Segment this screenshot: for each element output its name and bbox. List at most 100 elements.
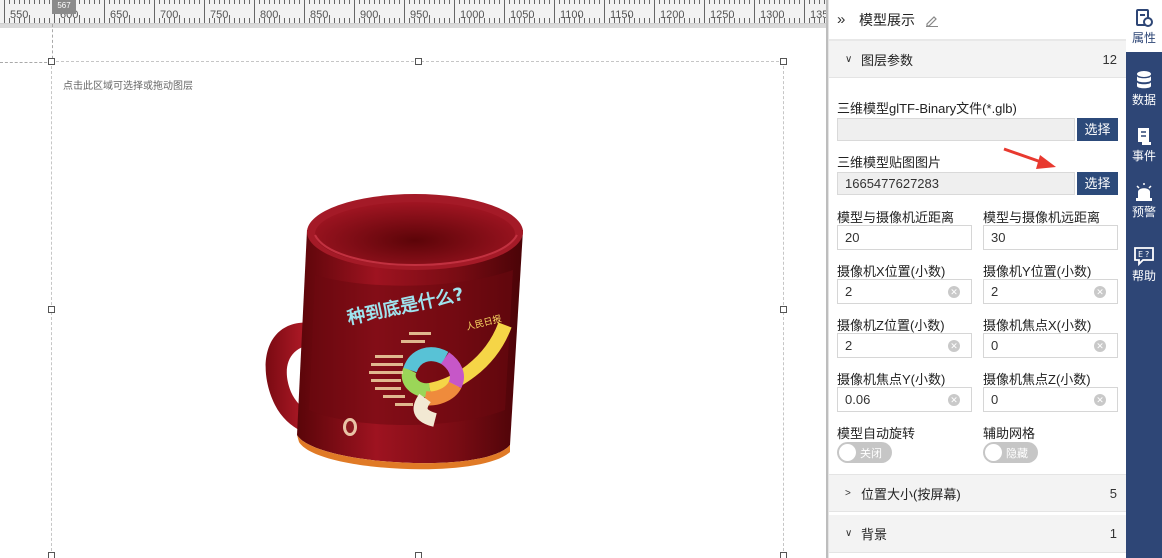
ruler-minor-tick xyxy=(644,18,645,23)
ruler-minor-tick xyxy=(439,18,440,23)
clear-icon[interactable]: ✕ xyxy=(1094,286,1106,298)
clear-icon[interactable]: ✕ xyxy=(1094,340,1106,352)
chevron-right-icon: > xyxy=(845,487,851,499)
ruler-minor-tick xyxy=(739,18,740,23)
ruler-top-tick xyxy=(474,0,475,4)
ruler-top-tick xyxy=(704,0,705,22)
near-distance-input[interactable]: 20 xyxy=(837,225,972,250)
focus-x-input[interactable]: 0 ✕ xyxy=(983,333,1118,358)
ruler-minor-tick xyxy=(564,18,565,23)
section-background[interactable]: ∨ 背景 1 xyxy=(829,515,1126,553)
resize-handle-br[interactable] xyxy=(780,552,787,558)
ruler-top-tick xyxy=(344,0,345,4)
camera-y-input[interactable]: 2 ✕ xyxy=(983,279,1118,304)
ruler-minor-tick xyxy=(224,18,225,23)
collapse-panel-icon[interactable]: » xyxy=(837,11,853,28)
ruler-top-tick xyxy=(154,0,155,22)
ruler-minor-tick xyxy=(89,18,90,23)
ruler-top-tick xyxy=(419,0,420,4)
ruler-top-tick xyxy=(284,0,285,4)
right-tool-bar: 属性 数据 事件 预警 E ? 帮助 xyxy=(1126,0,1162,558)
ruler-minor-tick xyxy=(809,18,810,23)
svg-text:E: E xyxy=(1138,250,1143,259)
glb-select-button[interactable]: 选择 xyxy=(1077,118,1118,141)
help-icon: E ? xyxy=(1134,247,1154,266)
ruler-top-tick xyxy=(674,0,675,4)
resize-handle-tl[interactable] xyxy=(48,58,55,65)
ruler-top-tick xyxy=(144,0,145,4)
edit-title-icon[interactable] xyxy=(925,13,939,27)
ruler-top-tick xyxy=(794,0,795,4)
ruler-top-tick xyxy=(119,0,120,4)
ruler-top-tick xyxy=(729,0,730,4)
ruler-minor-tick xyxy=(599,18,600,23)
ruler-top-tick xyxy=(294,0,295,4)
ruler-top-tick xyxy=(584,0,585,4)
resize-handle-bl[interactable] xyxy=(48,552,55,558)
ruler-top-tick xyxy=(194,0,195,4)
ruler-minor-tick xyxy=(719,18,720,23)
camera-z-input[interactable]: 2 ✕ xyxy=(837,333,972,358)
ruler-top-tick xyxy=(554,0,555,22)
sidebar-item-event[interactable]: 事件 xyxy=(1126,118,1162,170)
grid-toggle[interactable]: 隐藏 xyxy=(983,442,1038,463)
clear-icon[interactable]: ✕ xyxy=(948,286,960,298)
ruler-minor-tick xyxy=(59,18,60,23)
sidebar-item-alarm[interactable]: 预警 xyxy=(1126,174,1162,226)
ruler-top-tick xyxy=(824,0,825,4)
ruler-minor-tick xyxy=(184,18,185,23)
mug-3d-model[interactable]: 种到底是什么? 人民日报 xyxy=(255,180,535,480)
sidebar-item-data[interactable]: 数据 xyxy=(1126,62,1162,114)
focus-y-input[interactable]: 0.06 ✕ xyxy=(837,387,972,412)
clear-icon[interactable]: ✕ xyxy=(948,340,960,352)
ruler-minor-tick xyxy=(764,18,765,23)
section-layer-params[interactable]: ∨ 图层参数 12 xyxy=(829,40,1126,78)
sidebar-item-properties[interactable]: 属性 xyxy=(1126,0,1162,52)
ruler-top-tick xyxy=(629,0,630,4)
camera-x-input[interactable]: 2 ✕ xyxy=(837,279,972,304)
ruler-minor-tick xyxy=(814,18,815,23)
ruler-minor-tick xyxy=(189,18,190,23)
ruler-minor-tick xyxy=(199,18,200,23)
design-canvas[interactable]: 550 600 650 700 750 800 850 900 950 1000 1050 1100 1… xyxy=(0,0,827,558)
texture-input[interactable]: 1665477627283 xyxy=(837,172,1075,195)
ruler-minor-tick xyxy=(349,18,350,23)
auto-rotate-toggle[interactable]: 关闭 xyxy=(837,442,892,463)
ruler-minor-tick xyxy=(384,18,385,23)
ruler-top-tick xyxy=(624,0,625,4)
section-label: 图层参数 xyxy=(861,52,914,68)
layer-params-body: 三维模型glTF-Binary文件(*.glb) 选择 三维模型贴图图片 166… xyxy=(829,78,1126,474)
section-count: 12 xyxy=(1102,51,1117,67)
focus-z-input[interactable]: 0 ✕ xyxy=(983,387,1118,412)
resize-handle-ml[interactable] xyxy=(48,306,55,313)
camera-z-value: 2 xyxy=(845,338,853,353)
ruler-minor-tick xyxy=(29,15,30,23)
ruler-top-tick xyxy=(579,0,580,4)
resize-handle-bm[interactable] xyxy=(415,552,422,558)
ruler-minor-tick xyxy=(94,18,95,23)
clear-icon[interactable]: ✕ xyxy=(1094,394,1106,406)
section-position-size[interactable]: > 位置大小(按屏幕) 5 xyxy=(829,474,1126,512)
ruler-top-tick xyxy=(244,0,245,4)
ruler-minor-tick xyxy=(399,18,400,23)
texture-select-button[interactable]: 选择 xyxy=(1077,172,1118,195)
ruler-minor-tick xyxy=(49,18,50,23)
ruler-top-tick xyxy=(444,0,445,4)
ruler-minor-tick xyxy=(459,18,460,23)
glb-file-input[interactable] xyxy=(837,118,1075,141)
ruler-top-tick xyxy=(34,0,35,4)
ruler-minor-tick xyxy=(634,18,635,23)
resize-handle-tr[interactable] xyxy=(780,58,787,65)
far-distance-input[interactable]: 30 xyxy=(983,225,1118,250)
ruler-top-tick xyxy=(449,0,450,4)
ruler-minor-tick xyxy=(434,18,435,23)
sidebar-item-label: 数据 xyxy=(1131,93,1156,107)
sidebar-item-help[interactable]: E ? 帮助 xyxy=(1126,238,1162,290)
resize-handle-tm[interactable] xyxy=(415,58,422,65)
resize-handle-mr[interactable] xyxy=(780,306,787,313)
ruler-minor-tick xyxy=(494,18,495,23)
ruler-top-tick xyxy=(89,0,90,4)
clear-icon[interactable]: ✕ xyxy=(948,394,960,406)
section-count: 5 xyxy=(1109,485,1117,501)
ruler-top-tick xyxy=(524,0,525,4)
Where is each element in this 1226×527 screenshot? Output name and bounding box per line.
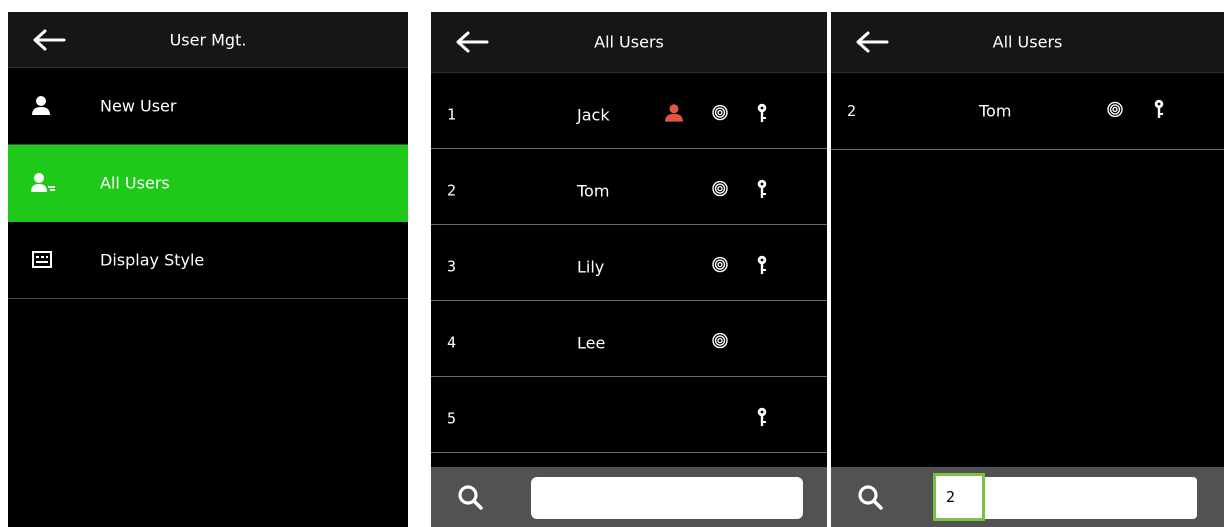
menu-item-display-style[interactable]: Display Style	[8, 222, 408, 299]
menu-label: Display Style	[100, 250, 205, 270]
user-row[interactable]: 1 Jack	[431, 73, 827, 149]
user-name: Lee	[577, 332, 606, 352]
search-icon[interactable]	[857, 484, 883, 510]
user-list-icon	[31, 173, 55, 192]
face-icon	[665, 103, 683, 122]
menu-item-new-user[interactable]: New User	[8, 68, 408, 145]
menu-item-all-users[interactable]: All Users	[8, 145, 408, 222]
keyboard-icon	[32, 251, 52, 268]
search-icon[interactable]	[457, 484, 483, 510]
user-row[interactable]: 4 Lee	[431, 301, 827, 377]
user-name: Tom	[577, 180, 610, 200]
search-bar	[431, 467, 827, 527]
header: All Users	[831, 12, 1224, 73]
user-name: Jack	[577, 104, 610, 124]
user-row[interactable]: 5	[431, 377, 827, 453]
user-id: 4	[447, 333, 457, 352]
user-name: Tom	[979, 101, 1012, 121]
user-row[interactable]: 2 Tom	[831, 73, 1224, 150]
all-users-search-screen: All Users 2 Tom 2	[831, 12, 1224, 527]
user-icon	[32, 96, 50, 115]
password-key-icon	[1154, 99, 1164, 118]
password-key-icon	[757, 255, 767, 274]
password-key-icon	[757, 179, 767, 198]
header: All Users	[431, 12, 827, 73]
user-name: Lily	[577, 256, 605, 276]
user-id: 1	[447, 105, 457, 124]
header: User Mgt.	[8, 12, 408, 68]
all-users-screen: All Users 1 Jack 2 Tom 3 Lily 4 Lee 5	[431, 12, 827, 527]
user-mgt-screen: User Mgt. New User All Users Display Sty…	[8, 12, 408, 527]
user-row[interactable]: 3 Lily	[431, 225, 827, 301]
user-row[interactable]: 2 Tom	[431, 149, 827, 225]
fingerprint-icon	[712, 256, 728, 272]
user-id: 2	[447, 181, 457, 200]
search-input[interactable]	[531, 477, 803, 519]
fingerprint-icon	[712, 180, 728, 196]
fingerprint-icon	[712, 104, 728, 120]
password-key-icon	[757, 407, 767, 426]
search-bar: 2	[831, 467, 1224, 527]
password-key-icon	[757, 103, 767, 122]
search-input[interactable]: 2	[933, 473, 985, 521]
user-id: 3	[447, 257, 457, 276]
fingerprint-icon	[712, 332, 728, 348]
menu-label: New User	[100, 96, 177, 116]
menu-label: All Users	[100, 173, 170, 193]
user-id: 2	[847, 102, 857, 120]
page-title: All Users	[992, 32, 1063, 52]
user-id: 5	[447, 409, 457, 428]
fingerprint-icon	[1107, 101, 1123, 118]
page-title: User Mgt.	[169, 30, 247, 49]
page-title: All Users	[594, 32, 664, 52]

**Brief**
Could you reproduce, character for character, the stretch of the listing from the line containing "222, 408, 299]" through the line containing "377, 827, 453]"?

**Reply to the task**
menu-item-display-style[interactable]: Display Style	[8, 222, 408, 299]
menu-label: Display Style	[100, 250, 205, 270]
user-row[interactable]: 1 Jack	[431, 73, 827, 149]
user-name: Lee	[577, 332, 606, 352]
search-icon[interactable]	[857, 484, 883, 510]
user-list-icon	[31, 173, 55, 192]
face-icon	[665, 103, 683, 122]
menu-item-new-user[interactable]: New User	[8, 68, 408, 145]
menu-item-all-users[interactable]: All Users	[8, 145, 408, 222]
keyboard-icon	[32, 251, 52, 268]
search-icon[interactable]	[457, 484, 483, 510]
user-row[interactable]: 4 Lee	[431, 301, 827, 377]
user-name: Tom	[577, 180, 610, 200]
search-bar	[431, 467, 827, 527]
header: All Users	[831, 12, 1224, 73]
user-name: Jack	[577, 104, 610, 124]
user-row[interactable]: 5	[431, 377, 827, 453]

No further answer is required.